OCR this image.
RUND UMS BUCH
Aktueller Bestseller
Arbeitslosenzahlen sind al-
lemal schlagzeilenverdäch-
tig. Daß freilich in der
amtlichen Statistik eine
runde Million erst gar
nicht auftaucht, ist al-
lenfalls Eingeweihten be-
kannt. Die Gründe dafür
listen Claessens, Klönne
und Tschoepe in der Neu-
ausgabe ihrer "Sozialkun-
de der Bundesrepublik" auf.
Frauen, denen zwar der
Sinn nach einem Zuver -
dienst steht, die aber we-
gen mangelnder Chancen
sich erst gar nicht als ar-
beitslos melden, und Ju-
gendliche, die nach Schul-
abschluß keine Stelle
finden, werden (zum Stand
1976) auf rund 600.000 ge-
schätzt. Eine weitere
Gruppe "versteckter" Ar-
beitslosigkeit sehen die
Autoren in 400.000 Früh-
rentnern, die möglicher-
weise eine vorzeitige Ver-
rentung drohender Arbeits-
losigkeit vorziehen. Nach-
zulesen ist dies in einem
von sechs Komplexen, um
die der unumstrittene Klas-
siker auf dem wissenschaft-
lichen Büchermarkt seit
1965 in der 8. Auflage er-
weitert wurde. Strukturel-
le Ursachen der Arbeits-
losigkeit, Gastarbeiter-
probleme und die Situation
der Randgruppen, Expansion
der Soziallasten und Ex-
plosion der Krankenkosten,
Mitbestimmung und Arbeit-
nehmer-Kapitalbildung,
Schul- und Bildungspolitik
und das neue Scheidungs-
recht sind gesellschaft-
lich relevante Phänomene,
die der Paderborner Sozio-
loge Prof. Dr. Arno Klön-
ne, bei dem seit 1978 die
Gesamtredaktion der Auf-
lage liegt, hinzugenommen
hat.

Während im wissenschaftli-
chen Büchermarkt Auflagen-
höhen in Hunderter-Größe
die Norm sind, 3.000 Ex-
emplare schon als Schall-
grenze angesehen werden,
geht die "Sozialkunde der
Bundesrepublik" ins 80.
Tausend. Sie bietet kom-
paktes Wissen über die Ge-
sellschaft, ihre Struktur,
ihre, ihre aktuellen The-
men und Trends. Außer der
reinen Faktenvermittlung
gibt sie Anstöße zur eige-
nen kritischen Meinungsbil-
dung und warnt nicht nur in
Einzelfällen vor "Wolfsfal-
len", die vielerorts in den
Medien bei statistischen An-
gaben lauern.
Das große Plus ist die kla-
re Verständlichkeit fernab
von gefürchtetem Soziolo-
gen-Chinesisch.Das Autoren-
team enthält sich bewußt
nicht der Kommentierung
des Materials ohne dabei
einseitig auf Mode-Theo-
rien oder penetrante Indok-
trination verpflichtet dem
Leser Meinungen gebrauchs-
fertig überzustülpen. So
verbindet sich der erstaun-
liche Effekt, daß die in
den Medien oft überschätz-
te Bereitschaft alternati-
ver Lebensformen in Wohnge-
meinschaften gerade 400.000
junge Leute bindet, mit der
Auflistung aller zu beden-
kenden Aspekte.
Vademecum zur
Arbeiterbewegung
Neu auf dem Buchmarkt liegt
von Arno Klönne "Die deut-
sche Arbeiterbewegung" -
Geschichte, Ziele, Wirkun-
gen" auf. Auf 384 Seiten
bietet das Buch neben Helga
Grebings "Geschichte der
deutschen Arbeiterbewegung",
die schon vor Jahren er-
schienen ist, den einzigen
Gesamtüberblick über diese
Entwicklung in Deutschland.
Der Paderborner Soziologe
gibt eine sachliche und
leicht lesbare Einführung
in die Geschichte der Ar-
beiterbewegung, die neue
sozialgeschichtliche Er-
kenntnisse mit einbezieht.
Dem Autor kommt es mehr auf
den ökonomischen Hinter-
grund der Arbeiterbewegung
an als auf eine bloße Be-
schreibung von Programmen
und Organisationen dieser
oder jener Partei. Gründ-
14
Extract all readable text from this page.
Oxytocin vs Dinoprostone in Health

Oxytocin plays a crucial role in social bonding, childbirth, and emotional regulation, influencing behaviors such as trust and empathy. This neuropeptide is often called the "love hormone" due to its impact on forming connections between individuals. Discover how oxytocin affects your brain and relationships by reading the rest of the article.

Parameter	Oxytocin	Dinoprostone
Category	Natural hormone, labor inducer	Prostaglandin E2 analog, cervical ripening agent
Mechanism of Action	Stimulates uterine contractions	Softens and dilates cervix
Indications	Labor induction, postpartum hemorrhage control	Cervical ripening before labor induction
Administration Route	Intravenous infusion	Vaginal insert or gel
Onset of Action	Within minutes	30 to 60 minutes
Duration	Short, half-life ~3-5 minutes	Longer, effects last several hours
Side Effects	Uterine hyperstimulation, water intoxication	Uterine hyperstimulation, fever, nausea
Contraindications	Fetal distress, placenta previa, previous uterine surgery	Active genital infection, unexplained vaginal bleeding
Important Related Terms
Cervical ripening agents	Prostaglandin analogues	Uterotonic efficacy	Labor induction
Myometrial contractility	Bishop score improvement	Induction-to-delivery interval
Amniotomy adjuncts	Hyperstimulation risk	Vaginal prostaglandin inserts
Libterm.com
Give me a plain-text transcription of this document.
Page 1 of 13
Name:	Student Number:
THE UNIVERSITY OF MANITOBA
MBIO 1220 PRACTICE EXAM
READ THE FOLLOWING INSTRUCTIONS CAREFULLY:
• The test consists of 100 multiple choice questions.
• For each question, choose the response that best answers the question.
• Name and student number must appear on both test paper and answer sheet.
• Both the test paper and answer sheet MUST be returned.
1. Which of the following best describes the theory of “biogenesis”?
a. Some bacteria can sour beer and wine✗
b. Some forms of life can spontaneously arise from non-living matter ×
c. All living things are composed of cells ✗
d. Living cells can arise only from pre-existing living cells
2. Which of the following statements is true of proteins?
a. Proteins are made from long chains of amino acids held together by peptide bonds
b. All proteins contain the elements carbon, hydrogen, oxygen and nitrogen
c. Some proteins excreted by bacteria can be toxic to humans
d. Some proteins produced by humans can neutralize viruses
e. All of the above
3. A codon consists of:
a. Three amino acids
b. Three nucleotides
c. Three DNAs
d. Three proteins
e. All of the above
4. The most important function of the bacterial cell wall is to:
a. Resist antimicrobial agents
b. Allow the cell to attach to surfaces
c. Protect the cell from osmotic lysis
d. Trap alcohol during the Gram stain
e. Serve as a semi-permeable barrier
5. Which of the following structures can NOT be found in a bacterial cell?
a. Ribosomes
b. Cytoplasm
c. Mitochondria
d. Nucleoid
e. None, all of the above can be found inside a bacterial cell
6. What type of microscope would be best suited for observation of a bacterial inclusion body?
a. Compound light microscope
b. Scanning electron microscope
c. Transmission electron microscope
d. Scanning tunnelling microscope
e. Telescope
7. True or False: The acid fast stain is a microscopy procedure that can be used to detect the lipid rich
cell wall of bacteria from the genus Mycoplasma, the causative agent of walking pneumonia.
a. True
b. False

++++++

# Work task
Every line of the listing should be given again exactly.

# Reply
OCR this image.
RUND UMS BUCH
Aktueller Bestseller
Arbeitslosenzahlen sind al-
lemal schlagzeilenverdäch-
tig. Daß freilich in der
amtlichen Statistik eine
runde Million erst gar
nicht auftaucht, ist al-
lenfalls Eingeweihten be-
kannt. Die Gründe dafür
listen Claessens, Klönne
und Tschoepe in der Neu-
ausgabe ihrer "Sozialkun-
de der Bundesrepublik" auf.
Frauen, denen zwar der
Sinn nach einem Zuver -
dienst steht, die aber we-
gen mangelnder Chancen
sich erst gar nicht als ar-
beitslos melden, und Ju-
gendliche, die nach Schul-
abschluß keine Stelle
finden, werden (zum Stand
1976) auf rund 600.000 ge-
schätzt. Eine weitere
Gruppe "versteckter" Ar-
beitslosigkeit sehen die
Autoren in 400.000 Früh-
rentnern, die möglicher-
weise eine vorzeitige Ver-
rentung drohender Arbeits-
losigkeit vorziehen. Nach-
zulesen ist dies in einem
von sechs Komplexen, um
die der unumstrittene Klas-
siker auf dem wissenschaft-
lichen Büchermarkt seit
1965 in der 8. Auflage er-
weitert wurde. Strukturel-
le Ursachen der Arbeits-
losigkeit, Gastarbeiter-
probleme und die Situation
der Randgruppen, Expansion
der Soziallasten und Ex-
plosion der Krankenkosten,
Mitbestimmung und Arbeit-
nehmer-Kapitalbildung,
Schul- und Bildungspolitik
und das neue Scheidungs-
recht sind gesellschaft-
lich relevante Phänomene,
die der Paderborner Sozio-
loge Prof. Dr. Arno Klön-
ne, bei dem seit 1978 die
Gesamtredaktion der Auf-
lage liegt, hinzugenommen
hat.

Während im wissenschaftli-
chen Büchermarkt Auflagen-
höhen in Hunderter-Größe
die Norm sind, 3.000 Ex-
emplare schon als Schall-
grenze angesehen werden,
geht die "Sozialkunde der
Bundesrepublik" ins 80.
Tausend. Sie bietet kom-
paktes Wissen über die Ge-
sellschaft, ihre Struktur,
ihre, ihre aktuellen The-
men und Trends. Außer der
reinen Faktenvermittlung
gibt sie Anstöße zur eige-
nen kritischen Meinungsbil-
dung und warnt nicht nur in
Einzelfällen vor "Wolfsfal-
len", die vielerorts in den
Medien bei statistischen An-
gaben lauern.
Das große Plus ist die kla-
re Verständlichkeit fernab
von gefürchtetem Soziolo-
gen-Chinesisch.Das Autoren-
team enthält sich bewußt
nicht der Kommentierung
des Materials ohne dabei
einseitig auf Mode-Theo-
rien oder penetrante Indok-
trination verpflichtet dem
Leser Meinungen gebrauchs-
fertig überzustülpen. So
verbindet sich der erstaun-
liche Effekt, daß die in
den Medien oft überschätz-
te Bereitschaft alternati-
ver Lebensformen in Wohnge-
meinschaften gerade 400.000
junge Leute bindet, mit der
Auflistung aller zu beden-
kenden Aspekte.
Vademecum zur
Arbeiterbewegung
Neu auf dem Buchmarkt liegt
von Arno Klönne "Die deut-
sche Arbeiterbewegung" -
Geschichte, Ziele, Wirkun-
gen" auf. Auf 384 Seiten
bietet das Buch neben Helga
Grebings "Geschichte der
deutschen Arbeiterbewegung",
die schon vor Jahren er-
schienen ist, den einzigen
Gesamtüberblick über diese
Entwicklung in Deutschland.
Der Paderborner Soziologe
gibt eine sachliche und
leicht lesbare Einführung
in die Geschichte der Ar-
beiterbewegung, die neue
sozialgeschichtliche Er-
kenntnisse mit einbezieht.
Dem Autor kommt es mehr auf
den ökonomischen Hinter-
grund der Arbeiterbewegung
an als auf eine bloße Be-
schreibung von Programmen
und Organisationen dieser
oder jener Partei. Gründ-
14
Extract all readable text from this page.
Oxytocin vs Dinoprostone in Health

Oxytocin plays a crucial role in social bonding, childbirth, and emotional regulation, influencing behaviors such as trust and empathy. This neuropeptide is often called the "love hormone" due to its impact on forming connections between individuals. Discover how oxytocin affects your brain and relationships by reading the rest of the article.

Parameter	Oxytocin	Dinoprostone
Category	Natural hormone, labor inducer	Prostaglandin E2 analog, cervical ripening agent
Mechanism of Action	Stimulates uterine contractions	Softens and dilates cervix
Indications	Labor induction, postpartum hemorrhage control	Cervical ripening before labor induction
Administration Route	Intravenous infusion	Vaginal insert or gel
Onset of Action	Within minutes	30 to 60 minutes
Duration	Short, half-life ~3-5 minutes	Longer, effects last several hours
Side Effects	Uterine hyperstimulation, water intoxication	Uterine hyperstimulation, fever, nausea
Contraindications	Fetal distress, placenta previa, previous uterine surgery	Active genital infection, unexplained vaginal bleeding
Important Related Terms
Cervical ripening agents	Prostaglandin analogues	Uterotonic efficacy	Labor induction
Myometrial contractility	Bishop score improvement	Induction-to-delivery interval
Amniotomy adjuncts	Hyperstimulation risk	Vaginal prostaglandin inserts
Libterm.com
Give me a plain-text transcription of this document.
Page 1 of 13
Name:	Student Number:
THE UNIVERSITY OF MANITOBA
MBIO 1220 PRACTICE EXAM
READ THE FOLLOWING INSTRUCTIONS CAREFULLY:
• The test consists of 100 multiple choice questions.
• For each question, choose the response that best answers the question.
• Name and student number must appear on both test paper and answer sheet.
• Both the test paper and answer sheet MUST be returned.
1. Which of the following best describes the theory of “biogenesis”?
a. Some bacteria can sour beer and wine✗
b. Some forms of life can spontaneously arise from non-living matter ×
c. All living things are composed of cells ✗
d. Living cells can arise only from pre-existing living cells
2. Which of the following statements is true of proteins?
a. Proteins are made from long chains of amino acids held together by peptide bonds
b. All proteins contain the elements carbon, hydrogen, oxygen and nitrogen
c. Some proteins excreted by bacteria can be toxic to humans
d. Some proteins produced by humans can neutralize viruses
e. All of the above
3. A codon consists of:
a. Three amino acids
b. Three nucleotides
c. Three DNAs
d. Three proteins
e. All of the above
4. The most important function of the bacterial cell wall is to:
a. Resist antimicrobial agents
b. Allow the cell to attach to surfaces
c. Protect the cell from osmotic lysis
d. Trap alcohol during the Gram stain
e. Serve as a semi-permeable barrier
5. Which of the following structures can NOT be found in a bacterial cell?
a. Ribosomes
b. Cytoplasm
c. Mitochondria
d. Nucleoid
e. None, all of the above can be found inside a bacterial cell
6. What type of microscope would be best suited for observation of a bacterial inclusion body?
a. Compound light microscope
b. Scanning electron microscope
c. Transmission electron microscope
d. Scanning tunnelling microscope
e. Telescope
7. True or False: The acid fast stain is a microscopy procedure that can be used to detect the lipid rich
cell wall of bacteria from the genus Mycoplasma, the causative agent of walking pneumonia.
a. True
b. False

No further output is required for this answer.